=== PROVIDED DATA ===
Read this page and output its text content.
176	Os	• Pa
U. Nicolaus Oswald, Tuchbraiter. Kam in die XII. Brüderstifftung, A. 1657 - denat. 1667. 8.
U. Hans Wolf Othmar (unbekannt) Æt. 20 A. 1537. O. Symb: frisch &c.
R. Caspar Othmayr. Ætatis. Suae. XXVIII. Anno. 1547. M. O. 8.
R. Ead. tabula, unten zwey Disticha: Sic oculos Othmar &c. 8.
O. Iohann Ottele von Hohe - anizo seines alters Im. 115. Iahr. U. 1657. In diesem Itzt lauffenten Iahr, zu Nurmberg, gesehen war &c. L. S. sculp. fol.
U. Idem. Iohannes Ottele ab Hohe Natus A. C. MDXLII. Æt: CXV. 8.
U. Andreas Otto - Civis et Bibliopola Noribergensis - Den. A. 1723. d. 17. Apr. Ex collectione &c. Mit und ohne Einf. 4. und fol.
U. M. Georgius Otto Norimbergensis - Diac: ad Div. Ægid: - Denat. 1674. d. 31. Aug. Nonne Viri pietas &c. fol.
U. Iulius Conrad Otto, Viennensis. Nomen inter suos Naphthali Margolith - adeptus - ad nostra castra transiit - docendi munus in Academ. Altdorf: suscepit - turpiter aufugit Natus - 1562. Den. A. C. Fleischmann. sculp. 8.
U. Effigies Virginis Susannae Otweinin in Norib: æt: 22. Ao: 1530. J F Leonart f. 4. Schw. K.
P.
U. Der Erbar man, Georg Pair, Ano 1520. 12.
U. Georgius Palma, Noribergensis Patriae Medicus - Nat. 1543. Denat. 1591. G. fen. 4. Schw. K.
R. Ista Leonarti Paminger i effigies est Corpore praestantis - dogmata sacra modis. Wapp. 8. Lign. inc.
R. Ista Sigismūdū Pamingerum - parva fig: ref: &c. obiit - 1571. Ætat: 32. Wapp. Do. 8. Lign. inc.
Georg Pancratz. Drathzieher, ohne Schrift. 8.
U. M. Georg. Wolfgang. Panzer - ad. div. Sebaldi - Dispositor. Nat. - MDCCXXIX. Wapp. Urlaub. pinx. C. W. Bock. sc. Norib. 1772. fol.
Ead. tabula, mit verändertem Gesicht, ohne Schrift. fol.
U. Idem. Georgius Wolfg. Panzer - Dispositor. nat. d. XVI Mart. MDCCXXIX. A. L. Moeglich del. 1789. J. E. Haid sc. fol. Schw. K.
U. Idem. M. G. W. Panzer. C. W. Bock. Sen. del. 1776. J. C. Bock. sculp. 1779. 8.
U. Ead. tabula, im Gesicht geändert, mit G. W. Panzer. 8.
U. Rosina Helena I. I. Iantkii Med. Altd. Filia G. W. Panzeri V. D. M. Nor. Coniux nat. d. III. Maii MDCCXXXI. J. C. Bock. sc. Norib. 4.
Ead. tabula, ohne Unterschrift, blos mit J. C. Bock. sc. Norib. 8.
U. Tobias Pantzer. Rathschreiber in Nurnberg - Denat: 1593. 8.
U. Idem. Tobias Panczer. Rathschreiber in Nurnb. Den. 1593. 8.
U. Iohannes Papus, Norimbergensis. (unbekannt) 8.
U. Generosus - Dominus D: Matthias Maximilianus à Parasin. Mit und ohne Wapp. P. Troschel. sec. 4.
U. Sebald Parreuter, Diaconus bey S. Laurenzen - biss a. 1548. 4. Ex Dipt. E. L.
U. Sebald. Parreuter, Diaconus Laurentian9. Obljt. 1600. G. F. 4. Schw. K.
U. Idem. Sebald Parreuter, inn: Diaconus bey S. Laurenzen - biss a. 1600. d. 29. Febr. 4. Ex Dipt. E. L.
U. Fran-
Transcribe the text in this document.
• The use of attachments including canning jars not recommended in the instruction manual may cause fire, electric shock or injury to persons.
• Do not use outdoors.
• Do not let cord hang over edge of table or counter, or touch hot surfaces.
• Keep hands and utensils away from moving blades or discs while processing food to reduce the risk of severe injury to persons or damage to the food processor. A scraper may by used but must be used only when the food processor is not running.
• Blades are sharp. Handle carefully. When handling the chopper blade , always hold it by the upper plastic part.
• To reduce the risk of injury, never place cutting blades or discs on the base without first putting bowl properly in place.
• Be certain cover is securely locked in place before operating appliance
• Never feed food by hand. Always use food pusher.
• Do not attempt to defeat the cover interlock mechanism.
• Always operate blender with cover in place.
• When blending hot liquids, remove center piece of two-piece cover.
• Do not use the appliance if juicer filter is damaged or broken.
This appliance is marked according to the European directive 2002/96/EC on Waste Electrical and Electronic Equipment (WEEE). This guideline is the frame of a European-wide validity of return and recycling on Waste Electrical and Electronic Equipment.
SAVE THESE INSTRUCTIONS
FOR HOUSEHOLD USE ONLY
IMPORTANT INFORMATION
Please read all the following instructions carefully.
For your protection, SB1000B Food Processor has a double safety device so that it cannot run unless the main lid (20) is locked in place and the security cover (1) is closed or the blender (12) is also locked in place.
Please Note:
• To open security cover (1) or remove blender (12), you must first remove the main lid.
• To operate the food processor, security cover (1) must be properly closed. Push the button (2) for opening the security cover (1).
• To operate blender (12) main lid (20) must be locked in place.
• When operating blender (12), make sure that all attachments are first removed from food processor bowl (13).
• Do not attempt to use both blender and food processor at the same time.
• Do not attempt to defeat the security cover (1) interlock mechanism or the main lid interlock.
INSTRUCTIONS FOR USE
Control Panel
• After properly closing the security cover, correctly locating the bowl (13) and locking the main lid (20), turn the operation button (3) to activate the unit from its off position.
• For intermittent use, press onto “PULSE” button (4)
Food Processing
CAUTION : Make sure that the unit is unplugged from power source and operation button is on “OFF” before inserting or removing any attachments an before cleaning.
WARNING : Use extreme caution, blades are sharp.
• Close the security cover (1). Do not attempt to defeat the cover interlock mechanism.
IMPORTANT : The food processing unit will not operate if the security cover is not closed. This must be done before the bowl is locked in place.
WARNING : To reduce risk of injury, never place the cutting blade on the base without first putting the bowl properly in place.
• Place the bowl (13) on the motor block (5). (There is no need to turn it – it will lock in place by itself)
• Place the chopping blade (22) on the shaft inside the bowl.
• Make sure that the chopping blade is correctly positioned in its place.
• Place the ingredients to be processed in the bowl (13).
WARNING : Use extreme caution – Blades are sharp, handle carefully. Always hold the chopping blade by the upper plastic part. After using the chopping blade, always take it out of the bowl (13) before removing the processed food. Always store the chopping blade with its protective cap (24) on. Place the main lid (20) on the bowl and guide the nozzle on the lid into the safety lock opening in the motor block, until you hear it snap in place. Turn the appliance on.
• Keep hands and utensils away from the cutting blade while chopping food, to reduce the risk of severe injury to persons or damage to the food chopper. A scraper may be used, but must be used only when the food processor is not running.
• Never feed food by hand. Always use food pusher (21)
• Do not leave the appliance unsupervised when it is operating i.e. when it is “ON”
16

=== AIM ===
Repeat the entries exactly, all of them.

=== PROBLEM SOLUTION ===
Read this page and output its text content.
176	Os	• Pa
U. Nicolaus Oswald, Tuchbraiter. Kam in die XII. Brüderstifftung, A. 1657 - denat. 1667. 8.
U. Hans Wolf Othmar (unbekannt) Æt. 20 A. 1537. O. Symb: frisch &c.
R. Caspar Othmayr. Ætatis. Suae. XXVIII. Anno. 1547. M. O. 8.
R. Ead. tabula, unten zwey Disticha: Sic oculos Othmar &c. 8.
O. Iohann Ottele von Hohe - anizo seines alters Im. 115. Iahr. U. 1657. In diesem Itzt lauffenten Iahr, zu Nurmberg, gesehen war &c. L. S. sculp. fol.
U. Idem. Iohannes Ottele ab Hohe Natus A. C. MDXLII. Æt: CXV. 8.
U. Andreas Otto - Civis et Bibliopola Noribergensis - Den. A. 1723. d. 17. Apr. Ex collectione &c. Mit und ohne Einf. 4. und fol.
U. M. Georgius Otto Norimbergensis - Diac: ad Div. Ægid: - Denat. 1674. d. 31. Aug. Nonne Viri pietas &c. fol.
U. Iulius Conrad Otto, Viennensis. Nomen inter suos Naphthali Margolith - adeptus - ad nostra castra transiit - docendi munus in Academ. Altdorf: suscepit - turpiter aufugit Natus - 1562. Den. A. C. Fleischmann. sculp. 8.
U. Effigies Virginis Susannae Otweinin in Norib: æt: 22. Ao: 1530. J F Leonart f. 4. Schw. K.
P.
U. Der Erbar man, Georg Pair, Ano 1520. 12.
U. Georgius Palma, Noribergensis Patriae Medicus - Nat. 1543. Denat. 1591. G. fen. 4. Schw. K.
R. Ista Leonarti Paminger i effigies est Corpore praestantis - dogmata sacra modis. Wapp. 8. Lign. inc.
R. Ista Sigismūdū Pamingerum - parva fig: ref: &c. obiit - 1571. Ætat: 32. Wapp. Do. 8. Lign. inc.
Georg Pancratz. Drathzieher, ohne Schrift. 8.
U. M. Georg. Wolfgang. Panzer - ad. div. Sebaldi - Dispositor. Nat. - MDCCXXIX. Wapp. Urlaub. pinx. C. W. Bock. sc. Norib. 1772. fol.
Ead. tabula, mit verändertem Gesicht, ohne Schrift. fol.
U. Idem. Georgius Wolfg. Panzer - Dispositor. nat. d. XVI Mart. MDCCXXIX. A. L. Moeglich del. 1789. J. E. Haid sc. fol. Schw. K.
U. Idem. M. G. W. Panzer. C. W. Bock. Sen. del. 1776. J. C. Bock. sculp. 1779. 8.
U. Ead. tabula, im Gesicht geändert, mit G. W. Panzer. 8.
U. Rosina Helena I. I. Iantkii Med. Altd. Filia G. W. Panzeri V. D. M. Nor. Coniux nat. d. III. Maii MDCCXXXI. J. C. Bock. sc. Norib. 4.
Ead. tabula, ohne Unterschrift, blos mit J. C. Bock. sc. Norib. 8.
U. Tobias Pantzer. Rathschreiber in Nurnberg - Denat: 1593. 8.
U. Idem. Tobias Panczer. Rathschreiber in Nurnb. Den. 1593. 8.
U. Iohannes Papus, Norimbergensis. (unbekannt) 8.
U. Generosus - Dominus D: Matthias Maximilianus à Parasin. Mit und ohne Wapp. P. Troschel. sec. 4.
U. Sebald Parreuter, Diaconus bey S. Laurenzen - biss a. 1548. 4. Ex Dipt. E. L.
U. Sebald. Parreuter, Diaconus Laurentian9. Obljt. 1600. G. F. 4. Schw. K.
U. Idem. Sebald Parreuter, inn: Diaconus bey S. Laurenzen - biss a. 1600. d. 29. Febr. 4. Ex Dipt. E. L.
U. Fran-
Transcribe the text in this document.
• The use of attachments including canning jars not recommended in the instruction manual may cause fire, electric shock or injury to persons.
• Do not use outdoors.
• Do not let cord hang over edge of table or counter, or touch hot surfaces.
• Keep hands and utensils away from moving blades or discs while processing food to reduce the risk of severe injury to persons or damage to the food processor. A scraper may by used but must be used only when the food processor is not running.
• Blades are sharp. Handle carefully. When handling the chopper blade , always hold it by the upper plastic part.
• To reduce the risk of injury, never place cutting blades or discs on the base without first putting bowl properly in place.
• Be certain cover is securely locked in place before operating appliance
• Never feed food by hand. Always use food pusher.
• Do not attempt to defeat the cover interlock mechanism.
• Always operate blender with cover in place.
• When blending hot liquids, remove center piece of two-piece cover.
• Do not use the appliance if juicer filter is damaged or broken.
This appliance is marked according to the European directive 2002/96/EC on Waste Electrical and Electronic Equipment (WEEE). This guideline is the frame of a European-wide validity of return and recycling on Waste Electrical and Electronic Equipment.
SAVE THESE INSTRUCTIONS
FOR HOUSEHOLD USE ONLY
IMPORTANT INFORMATION
Please read all the following instructions carefully.
For your protection, SB1000B Food Processor has a double safety device so that it cannot run unless the main lid (20) is locked in place and the security cover (1) is closed or the blender (12) is also locked in place.
Please Note:
• To open security cover (1) or remove blender (12), you must first remove the main lid.
• To operate the food processor, security cover (1) must be properly closed. Push the button (2) for opening the security cover (1).
• To operate blender (12) main lid (20) must be locked in place.
• When operating blender (12), make sure that all attachments are first removed from food processor bowl (13).
• Do not attempt to use both blender and food processor at the same time.
• Do not attempt to defeat the security cover (1) interlock mechanism or the main lid interlock.
INSTRUCTIONS FOR USE
Control Panel
• After properly closing the security cover, correctly locating the bowl (13) and locking the main lid (20), turn the operation button (3) to activate the unit from its off position.
• For intermittent use, press onto “PULSE” button (4)
Food Processing
CAUTION : Make sure that the unit is unplugged from power source and operation button is on “OFF” before inserting or removing any attachments an before cleaning.
WARNING : Use extreme caution, blades are sharp.
• Close the security cover (1). Do not attempt to defeat the cover interlock mechanism.
IMPORTANT : The food processing unit will not operate if the security cover is not closed. This must be done before the bowl is locked in place.
WARNING : To reduce risk of injury, never place the cutting blade on the base without first putting the bowl properly in place.
• Place the bowl (13) on the motor block (5). (There is no need to turn it – it will lock in place by itself)
• Place the chopping blade (22) on the shaft inside the bowl.
• Make sure that the chopping blade is correctly positioned in its place.
• Place the ingredients to be processed in the bowl (13).
WARNING : Use extreme caution – Blades are sharp, handle carefully. Always hold the chopping blade by the upper plastic part. After using the chopping blade, always take it out of the bowl (13) before removing the processed food. Always store the chopping blade with its protective cap (24) on. Place the main lid (20) on the bowl and guide the nozzle on the lid into the safety lock opening in the motor block, until you hear it snap in place. Turn the appliance on.
• Keep hands and utensils away from the cutting blade while chopping food, to reduce the risk of severe injury to persons or damage to the food chopper. A scraper may be used, but must be used only when the food processor is not running.
• Never feed food by hand. Always use food pusher (21)
• Do not leave the appliance unsupervised when it is operating i.e. when it is “ON”
16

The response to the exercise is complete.